Start of Data to process
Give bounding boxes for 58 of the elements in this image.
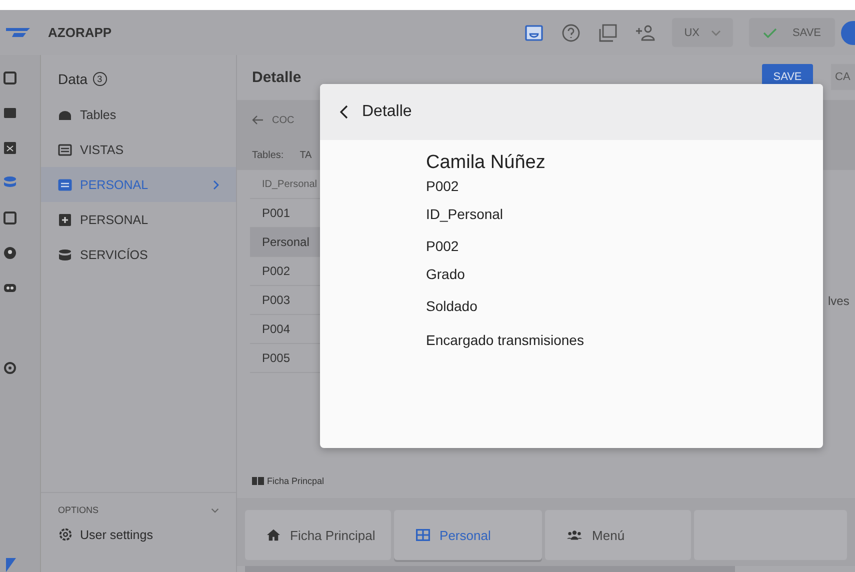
app-title: AZORAPP	[48, 25, 112, 40]
tables-label: Tables:	[252, 150, 284, 160]
save-button[interactable]: SAVE	[749, 18, 835, 47]
detail-text: Grado	[426, 266, 465, 282]
ux-dropdown[interactable]: UX	[672, 18, 734, 47]
back-button[interactable]: COC	[252, 114, 294, 126]
arrow-left-icon	[252, 115, 264, 125]
badge-icon[interactable]	[3, 141, 17, 155]
chevron-down-icon[interactable]	[211, 508, 219, 512]
column-text: lves	[828, 294, 850, 308]
home-icon	[267, 529, 280, 541]
add-icon	[58, 214, 72, 226]
count-badge: 3	[92, 72, 107, 86]
detail-text: P002	[426, 178, 459, 194]
tab[interactable]: Ficha Principal	[245, 510, 391, 560]
database-icon	[58, 248, 72, 260]
settings-icon[interactable]	[3, 361, 17, 375]
logo-icon	[6, 28, 30, 38]
sidebar-item[interactable]: SERVICÍOS	[41, 237, 236, 272]
help-icon[interactable]	[561, 22, 582, 42]
detail-text: Encargado transmisiones	[426, 332, 584, 348]
options-label: OPTIONS	[58, 505, 99, 515]
gallery-icon[interactable]	[598, 22, 618, 42]
logo-icon	[6, 558, 16, 572]
settings-icon	[58, 527, 73, 542]
back-button[interactable]: Detalle	[340, 103, 412, 121]
sidebar-item[interactable]: VISTAS	[41, 132, 236, 167]
list-icon	[58, 144, 72, 156]
people-icon	[567, 530, 582, 540]
sidebar-item[interactable]: Tables	[41, 97, 236, 132]
toggle-icon[interactable]	[3, 281, 17, 295]
cancel-button[interactable]: CA	[831, 64, 855, 90]
tab[interactable]: Personal	[394, 510, 542, 560]
sidebar-item[interactable]: PERSONAL	[41, 202, 236, 237]
card-icon	[252, 477, 264, 485]
detail-text: Soldado	[426, 298, 478, 314]
avatar[interactable]	[841, 20, 855, 44]
tab[interactable]: Menú	[545, 510, 691, 560]
page-title: Detalle	[252, 69, 302, 86]
chevron-down-icon	[711, 30, 722, 36]
detail-text: P002	[426, 238, 459, 254]
user-settings-link[interactable]: User settings	[41, 523, 236, 572]
list-icon	[58, 178, 72, 190]
detail-text: ID_Personal	[426, 206, 504, 222]
section-label: Ficha Princpal	[267, 476, 324, 486]
cloud-icon	[58, 108, 72, 120]
database-icon[interactable]	[3, 176, 17, 190]
square-icon[interactable]	[3, 71, 17, 85]
add-user-icon[interactable]	[635, 22, 656, 42]
sidebar-title: Data	[58, 71, 88, 87]
table-icon	[416, 529, 430, 541]
tables-value: TA	[300, 150, 312, 160]
square-icon[interactable]	[3, 211, 17, 225]
sidebar-item[interactable]: PERSONAL	[41, 167, 236, 202]
chevron-left-icon	[340, 105, 348, 119]
chevron-right-icon	[213, 180, 219, 190]
check-icon	[763, 28, 778, 38]
window-icon[interactable]	[524, 22, 544, 42]
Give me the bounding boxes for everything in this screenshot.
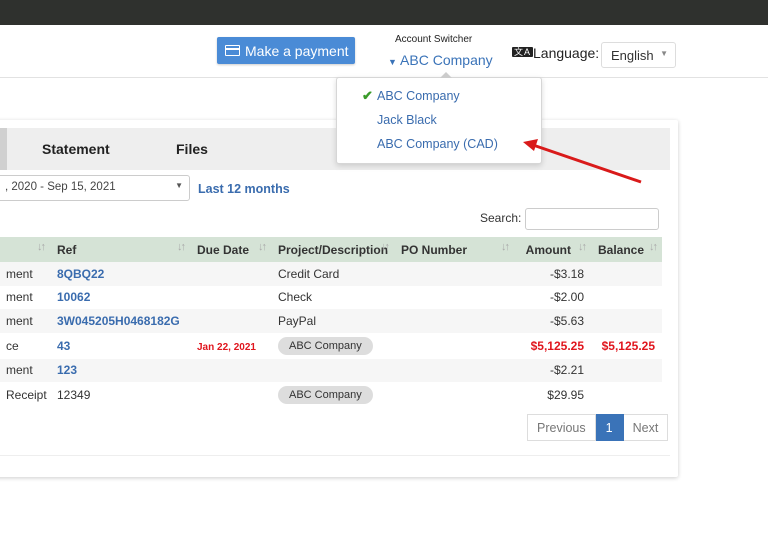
- annotation-arrow-icon: [523, 139, 642, 184]
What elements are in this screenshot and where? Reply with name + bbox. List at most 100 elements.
End of Data to process
§ Objective
Please express the lines of the listing between the one holding "25, 112, 40]" and the one holding "505, 99, 515]", inclusive, as a numbered list. Leave out any blank lines.

§ The output
1. app-title: AZORAPP	[48, 25, 112, 40]
2. tables-label: Tables:	[252, 150, 284, 160]
3. save-button[interactable]: SAVE	[749, 18, 835, 47]
4. detail-text: Grado	[426, 266, 465, 282]
5. ux-dropdown[interactable]: UX	[672, 18, 734, 47]
6. back-button[interactable]: COC	[252, 114, 294, 126]
7. arrow-left-icon	[252, 115, 264, 125]
8. badge-icon[interactable]	[3, 141, 17, 155]
9. chevron-down-icon[interactable]	[211, 508, 219, 512]
10. column-text: lves	[828, 294, 850, 308]
11. home-icon	[267, 529, 280, 541]
12. add-icon	[58, 214, 72, 226]
13. count-badge: 3	[92, 72, 107, 86]
14. detail-text: P002	[426, 178, 459, 194]
15. tab[interactable]: Ficha Principal	[245, 510, 391, 560]
16. database-icon	[58, 248, 72, 260]
17. settings-icon[interactable]	[3, 361, 17, 375]
18. logo-icon	[6, 28, 30, 38]
19. sidebar-item[interactable]: SERVICÍOS	[41, 237, 236, 272]
20. help-icon[interactable]	[561, 22, 582, 42]
21. detail-text: Encargado transmisiones	[426, 332, 584, 348]
22. options-label: OPTIONS	[58, 505, 99, 515]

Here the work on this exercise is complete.